Exercise description:
Spot each line that carries the word "Maryland"; copy those lines.

(Extracted data entries)

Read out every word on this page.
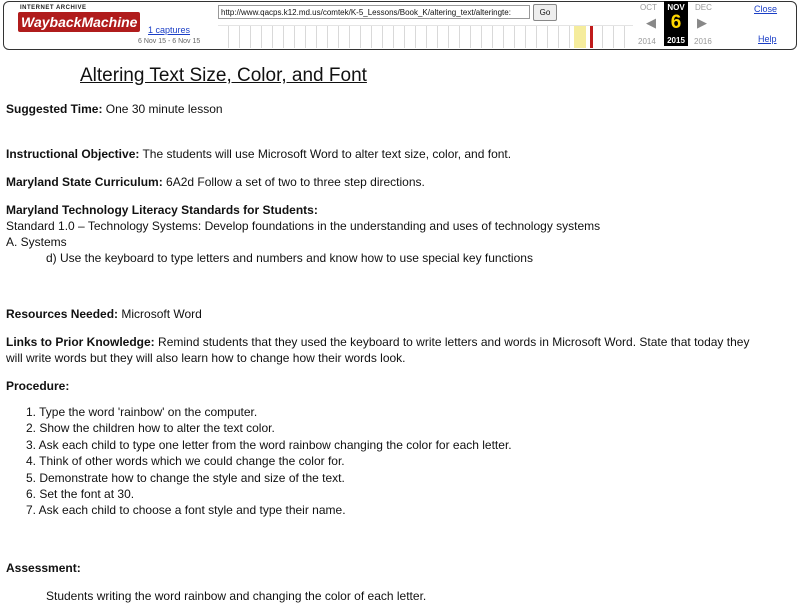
INTERNET ARCHIVE
WaybackMachine
http://www.qacps.k12.md.us/comtek/K-5_Lessons/Book_K/altering_text/alteringte:	Go
1 captures
6 Nov 15 - 6 Nov 15
OCT
◀
2014
NOV
6
2015
DEC
▶
2016
Close
Help
Altering Text Size, Color, and Font

Suggested Time: One 30 minute lesson

Instructional Objective: The students will use Microsoft Word to alter text size, color, and font.

Maryland State Curriculum: 6A2d Follow a set of two to three step directions.

Maryland Technology Literacy Standards for Students:

Standard 1.0 – Technology Systems: Develop foundations in the understanding and uses of technology systems

A. Systems

d) Use the keyboard to type letters and numbers and know how to use special key functions

Resources Needed: Microsoft Word

Links to Prior Knowledge: Remind students that they used the keyboard to write letters and words in Microsoft Word. State that today they

will write words but they will also learn how to change how their words look.

Procedure:

1. Type the word 'rainbow' on the computer.
2. Show the children how to alter the text color.
3. Ask each child to type one letter from the word rainbow changing the color for each letter.
4. Think of other words which we could change the color for.
5. Demonstrate how to change the style and size of the text.
6. Set the font at 30.
7. Ask each child to choose a font style and type their name.

Assessment:

Students writing the word rainbow and changing the color of each letter.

Result of the exercise:
Maryland State Curriculum: 6A2d Follow a set of two to three step directions.
Maryland Technology Literacy Standards for Students:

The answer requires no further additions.